> _THE TASK_
Print all the records exactly, please.

> _Stored data_

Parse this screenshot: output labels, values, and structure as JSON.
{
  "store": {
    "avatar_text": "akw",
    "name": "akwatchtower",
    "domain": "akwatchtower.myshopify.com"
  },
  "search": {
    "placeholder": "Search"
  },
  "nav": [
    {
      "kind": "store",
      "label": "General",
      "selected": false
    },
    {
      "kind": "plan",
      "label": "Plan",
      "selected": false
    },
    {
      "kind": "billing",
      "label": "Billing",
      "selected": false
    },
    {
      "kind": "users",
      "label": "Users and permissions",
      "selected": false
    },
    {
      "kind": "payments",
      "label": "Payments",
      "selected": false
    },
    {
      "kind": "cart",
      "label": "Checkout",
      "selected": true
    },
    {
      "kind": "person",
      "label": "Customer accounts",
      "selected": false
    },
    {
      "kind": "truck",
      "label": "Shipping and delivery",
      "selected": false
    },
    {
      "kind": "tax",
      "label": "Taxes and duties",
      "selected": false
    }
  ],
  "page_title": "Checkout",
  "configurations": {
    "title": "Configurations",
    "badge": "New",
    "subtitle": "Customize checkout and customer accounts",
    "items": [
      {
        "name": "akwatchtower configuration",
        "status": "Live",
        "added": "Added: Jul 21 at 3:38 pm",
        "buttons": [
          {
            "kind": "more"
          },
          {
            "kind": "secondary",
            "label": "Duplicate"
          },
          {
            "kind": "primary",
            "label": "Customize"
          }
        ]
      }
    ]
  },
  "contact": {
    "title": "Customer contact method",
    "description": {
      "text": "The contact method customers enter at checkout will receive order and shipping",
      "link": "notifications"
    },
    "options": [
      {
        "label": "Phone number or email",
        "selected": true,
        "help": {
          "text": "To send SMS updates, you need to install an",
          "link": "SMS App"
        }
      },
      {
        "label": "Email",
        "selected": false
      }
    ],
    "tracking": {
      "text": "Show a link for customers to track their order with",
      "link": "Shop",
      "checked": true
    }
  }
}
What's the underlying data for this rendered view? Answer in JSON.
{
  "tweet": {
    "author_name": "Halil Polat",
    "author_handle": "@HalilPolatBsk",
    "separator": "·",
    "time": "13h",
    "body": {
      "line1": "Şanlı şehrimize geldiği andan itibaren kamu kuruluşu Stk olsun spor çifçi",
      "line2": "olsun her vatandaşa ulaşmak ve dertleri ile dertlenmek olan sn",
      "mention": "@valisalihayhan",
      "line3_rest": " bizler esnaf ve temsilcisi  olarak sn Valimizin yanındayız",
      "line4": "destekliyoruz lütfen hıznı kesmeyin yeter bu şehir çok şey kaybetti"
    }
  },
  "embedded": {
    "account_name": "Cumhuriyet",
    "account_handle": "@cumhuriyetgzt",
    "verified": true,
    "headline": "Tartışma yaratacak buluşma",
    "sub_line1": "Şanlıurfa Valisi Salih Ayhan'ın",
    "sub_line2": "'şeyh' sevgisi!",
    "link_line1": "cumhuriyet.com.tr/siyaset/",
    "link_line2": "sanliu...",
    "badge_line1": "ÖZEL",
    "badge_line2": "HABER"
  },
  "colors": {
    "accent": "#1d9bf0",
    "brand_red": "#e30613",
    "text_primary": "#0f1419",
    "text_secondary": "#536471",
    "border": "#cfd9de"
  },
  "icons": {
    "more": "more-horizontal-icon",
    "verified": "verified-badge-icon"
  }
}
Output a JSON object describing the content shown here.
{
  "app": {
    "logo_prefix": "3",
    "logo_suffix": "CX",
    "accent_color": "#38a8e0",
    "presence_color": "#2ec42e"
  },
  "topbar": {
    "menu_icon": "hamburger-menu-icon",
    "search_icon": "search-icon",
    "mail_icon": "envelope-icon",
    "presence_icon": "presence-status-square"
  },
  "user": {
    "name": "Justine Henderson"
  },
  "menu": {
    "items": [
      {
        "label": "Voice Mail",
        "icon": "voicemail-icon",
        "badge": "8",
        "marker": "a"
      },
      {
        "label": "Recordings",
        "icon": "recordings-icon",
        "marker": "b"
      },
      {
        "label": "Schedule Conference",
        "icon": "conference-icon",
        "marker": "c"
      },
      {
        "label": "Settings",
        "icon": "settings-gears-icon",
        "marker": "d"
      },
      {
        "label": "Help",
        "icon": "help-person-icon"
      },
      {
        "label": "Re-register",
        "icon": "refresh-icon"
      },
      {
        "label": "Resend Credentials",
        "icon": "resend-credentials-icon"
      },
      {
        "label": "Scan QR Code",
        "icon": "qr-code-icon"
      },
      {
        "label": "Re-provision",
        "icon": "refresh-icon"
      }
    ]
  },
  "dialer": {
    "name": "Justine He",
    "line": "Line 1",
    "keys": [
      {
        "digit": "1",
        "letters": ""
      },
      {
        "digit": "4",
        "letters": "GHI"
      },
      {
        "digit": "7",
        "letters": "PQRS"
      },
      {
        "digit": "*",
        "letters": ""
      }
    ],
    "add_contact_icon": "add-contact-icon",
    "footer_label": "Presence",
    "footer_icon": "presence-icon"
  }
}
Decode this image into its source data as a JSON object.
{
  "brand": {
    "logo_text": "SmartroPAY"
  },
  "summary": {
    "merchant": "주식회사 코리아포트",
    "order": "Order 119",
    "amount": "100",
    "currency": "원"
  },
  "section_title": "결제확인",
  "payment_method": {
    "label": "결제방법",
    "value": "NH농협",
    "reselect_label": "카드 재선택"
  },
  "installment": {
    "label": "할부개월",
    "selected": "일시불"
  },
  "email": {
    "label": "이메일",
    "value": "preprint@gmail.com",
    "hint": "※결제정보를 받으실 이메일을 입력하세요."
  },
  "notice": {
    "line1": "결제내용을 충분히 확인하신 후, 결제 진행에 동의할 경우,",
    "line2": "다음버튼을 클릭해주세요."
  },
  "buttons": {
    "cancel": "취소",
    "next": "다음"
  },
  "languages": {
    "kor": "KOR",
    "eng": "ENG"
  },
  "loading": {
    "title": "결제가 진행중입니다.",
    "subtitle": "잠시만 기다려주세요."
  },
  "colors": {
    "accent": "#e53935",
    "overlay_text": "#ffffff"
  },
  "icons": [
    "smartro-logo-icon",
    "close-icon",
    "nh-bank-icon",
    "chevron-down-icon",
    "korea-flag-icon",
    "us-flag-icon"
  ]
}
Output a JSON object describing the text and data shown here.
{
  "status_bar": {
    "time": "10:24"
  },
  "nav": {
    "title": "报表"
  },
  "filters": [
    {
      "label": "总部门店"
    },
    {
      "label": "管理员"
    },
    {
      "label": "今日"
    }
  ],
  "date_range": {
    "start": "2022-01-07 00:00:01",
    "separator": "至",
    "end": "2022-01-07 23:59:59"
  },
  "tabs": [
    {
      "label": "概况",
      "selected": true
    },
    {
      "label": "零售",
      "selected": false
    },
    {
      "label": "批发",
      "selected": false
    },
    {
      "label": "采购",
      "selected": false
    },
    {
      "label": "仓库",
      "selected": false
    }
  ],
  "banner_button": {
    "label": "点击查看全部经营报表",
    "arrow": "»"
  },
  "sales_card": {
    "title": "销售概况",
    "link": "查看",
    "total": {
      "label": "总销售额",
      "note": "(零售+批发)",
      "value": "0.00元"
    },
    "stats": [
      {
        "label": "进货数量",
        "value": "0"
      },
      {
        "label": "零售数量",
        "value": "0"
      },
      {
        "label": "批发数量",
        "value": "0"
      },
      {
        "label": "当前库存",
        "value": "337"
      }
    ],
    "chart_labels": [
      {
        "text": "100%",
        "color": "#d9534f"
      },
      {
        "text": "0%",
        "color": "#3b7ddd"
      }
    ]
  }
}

> _TASK ANSWER_
Parse this screenshot: output labels, values, and structure as JSON.
{
  "store": {
    "avatar_text": "akw",
    "name": "akwatchtower",
    "domain": "akwatchtower.myshopify.com"
  },
  "search": {
    "placeholder": "Search"
  },
  "nav": [
    {
      "kind": "store",
      "label": "General",
      "selected": false
    },
    {
      "kind": "plan",
      "label": "Plan",
      "selected": false
    },
    {
      "kind": "billing",
      "label": "Billing",
      "selected": false
    },
    {
      "kind": "users",
      "label": "Users and permissions",
      "selected": false
    },
    {
      "kind": "payments",
      "label": "Payments",
      "selected": false
    },
    {
      "kind": "cart",
      "label": "Checkout",
      "selected": true
    },
    {
      "kind": "person",
      "label": "Customer accounts",
      "selected": false
    },
    {
      "kind": "truck",
      "label": "Shipping and delivery",
      "selected": false
    },
    {
      "kind": "tax",
      "label": "Taxes and duties",
      "selected": false
    }
  ],
  "page_title": "Checkout",
  "configurations": {
    "title": "Configurations",
    "badge": "New",
    "subtitle": "Customize checkout and customer accounts",
    "items": [
      {
        "name": "akwatchtower configuration",
        "status": "Live",
        "added": "Added: Jul 21 at 3:38 pm",
        "buttons": [
          {
            "kind": "more"
          },
          {
            "kind": "secondary",
            "label": "Duplicate"
          },
          {
            "kind": "primary",
            "label": "Customize"
          }
        ]
      }
    ]
  },
  "contact": {
    "title": "Customer contact method",
    "description": {
      "text": "The contact method customers enter at checkout will receive order and shipping",
      "link": "notifications"
    },
    "options": [
      {
        "label": "Phone number or email",
        "selected": true,
        "help": {
          "text": "To send SMS updates, you need to install an",
          "link": "SMS App"
        }
      },
      {
        "label": "Email",
        "selected": false
      }
    ],
    "tracking": {
      "text": "Show a link for customers to track their order with",
      "link": "Shop",
      "checked": true
    }
  }
}
What's the underlying data for this rendered view? Answer in JSON.
{
  "tweet": {
    "author_name": "Halil Polat",
    "author_handle": "@HalilPolatBsk",
    "separator": "·",
    "time": "13h",
    "body": {
      "line1": "Şanlı şehrimize geldiği andan itibaren kamu kuruluşu Stk olsun spor çifçi",
      "line2": "olsun her vatandaşa ulaşmak ve dertleri ile dertlenmek olan sn",
      "mention": "@valisalihayhan",
      "line3_rest": " bizler esnaf ve temsilcisi  olarak sn Valimizin yanındayız",
      "line4": "destekliyoruz lütfen hıznı kesmeyin yeter bu şehir çok şey kaybetti"
    }
  },
  "embedded": {
    "account_name": "Cumhuriyet",
    "account_handle": "@cumhuriyetgzt",
    "verified": true,
    "headline": "Tartışma yaratacak buluşma",
    "sub_line1": "Şanlıurfa Valisi Salih Ayhan'ın",
    "sub_line2": "'şeyh' sevgisi!",
    "link_line1": "cumhuriyet.com.tr/siyaset/",
    "link_line2": "sanliu...",
    "badge_line1": "ÖZEL",
    "badge_line2": "HABER"
  },
  "colors": {
    "accent": "#1d9bf0",
    "brand_red": "#e30613",
    "text_primary": "#0f1419",
    "text_secondary": "#536471",
    "border": "#cfd9de"
  },
  "icons": {
    "more": "more-horizontal-icon",
    "verified": "verified-badge-icon"
  }
}
Output a JSON object describing the content shown here.
{
  "app": {
    "logo_prefix": "3",
    "logo_suffix": "CX",
    "accent_color": "#38a8e0",
    "presence_color": "#2ec42e"
  },
  "topbar": {
    "menu_icon": "hamburger-menu-icon",
    "search_icon": "search-icon",
    "mail_icon": "envelope-icon",
    "presence_icon": "presence-status-square"
  },
  "user": {
    "name": "Justine Henderson"
  },
  "menu": {
    "items": [
      {
        "label": "Voice Mail",
        "icon": "voicemail-icon",
        "badge": "8",
        "marker": "a"
      },
      {
        "label": "Recordings",
        "icon": "recordings-icon",
        "marker": "b"
      },
      {
        "label": "Schedule Conference",
        "icon": "conference-icon",
        "marker": "c"
      },
      {
        "label": "Settings",
        "icon": "settings-gears-icon",
        "marker": "d"
      },
      {
        "label": "Help",
        "icon": "help-person-icon"
      },
      {
        "label": "Re-register",
        "icon": "refresh-icon"
      },
      {
        "label": "Resend Credentials",
        "icon": "resend-credentials-icon"
      },
      {
        "label": "Scan QR Code",
        "icon": "qr-code-icon"
      },
      {
        "label": "Re-provision",
        "icon": "refresh-icon"
      }
    ]
  },
  "dialer": {
    "name": "Justine He",
    "line": "Line 1",
    "keys": [
      {
        "digit": "1",
        "letters": ""
      },
      {
        "digit": "4",
        "letters": "GHI"
      },
      {
        "digit": "7",
        "letters": "PQRS"
      },
      {
        "digit": "*",
        "letters": ""
      }
    ],
    "add_contact_icon": "add-contact-icon",
    "footer_label": "Presence",
    "footer_icon": "presence-icon"
  }
}
Decode this image into its source data as a JSON object.
{
  "brand": {
    "logo_text": "SmartroPAY"
  },
  "summary": {
    "merchant": "주식회사 코리아포트",
    "order": "Order 119",
    "amount": "100",
    "currency": "원"
  },
  "section_title": "결제확인",
  "payment_method": {
    "label": "결제방법",
    "value": "NH농협",
    "reselect_label": "카드 재선택"
  },
  "installment": {
    "label": "할부개월",
    "selected": "일시불"
  },
  "email": {
    "label": "이메일",
    "value": "preprint@gmail.com",
    "hint": "※결제정보를 받으실 이메일을 입력하세요."
  },
  "notice": {
    "line1": "결제내용을 충분히 확인하신 후, 결제 진행에 동의할 경우,",
    "line2": "다음버튼을 클릭해주세요."
  },
  "buttons": {
    "cancel": "취소",
    "next": "다음"
  },
  "languages": {
    "kor": "KOR",
    "eng": "ENG"
  },
  "loading": {
    "title": "결제가 진행중입니다.",
    "subtitle": "잠시만 기다려주세요."
  },
  "colors": {
    "accent": "#e53935",
    "overlay_text": "#ffffff"
  },
  "icons": [
    "smartro-logo-icon",
    "close-icon",
    "nh-bank-icon",
    "chevron-down-icon",
    "korea-flag-icon",
    "us-flag-icon"
  ]
}
Output a JSON object describing the text and data shown here.
{
  "status_bar": {
    "time": "10:24"
  },
  "nav": {
    "title": "报表"
  },
  "filters": [
    {
      "label": "总部门店"
    },
    {
      "label": "管理员"
    },
    {
      "label": "今日"
    }
  ],
  "date_range": {
    "start": "2022-01-07 00:00:01",
    "separator": "至",
    "end": "2022-01-07 23:59:59"
  },
  "tabs": [
    {
      "label": "概况",
      "selected": true
    },
    {
      "label": "零售",
      "selected": false
    },
    {
      "label": "批发",
      "selected": false
    },
    {
      "label": "采购",
      "selected": false
    },
    {
      "label": "仓库",
      "selected": false
    }
  ],
  "banner_button": {
    "label": "点击查看全部经营报表",
    "arrow": "»"
  },
  "sales_card": {
    "title": "销售概况",
    "link": "查看",
    "total": {
      "label": "总销售额",
      "note": "(零售+批发)",
      "value": "0.00元"
    },
    "stats": [
      {
        "label": "进货数量",
        "value": "0"
      },
      {
        "label": "零售数量",
        "value": "0"
      },
      {
        "label": "批发数量",
        "value": "0"
      },
      {
        "label": "当前库存",
        "value": "337"
      }
    ],
    "chart_labels": [
      {
        "text": "100%",
        "color": "#d9534f"
      },
      {
        "text": "0%",
        "color": "#3b7ddd"
      }
    ]
  }
}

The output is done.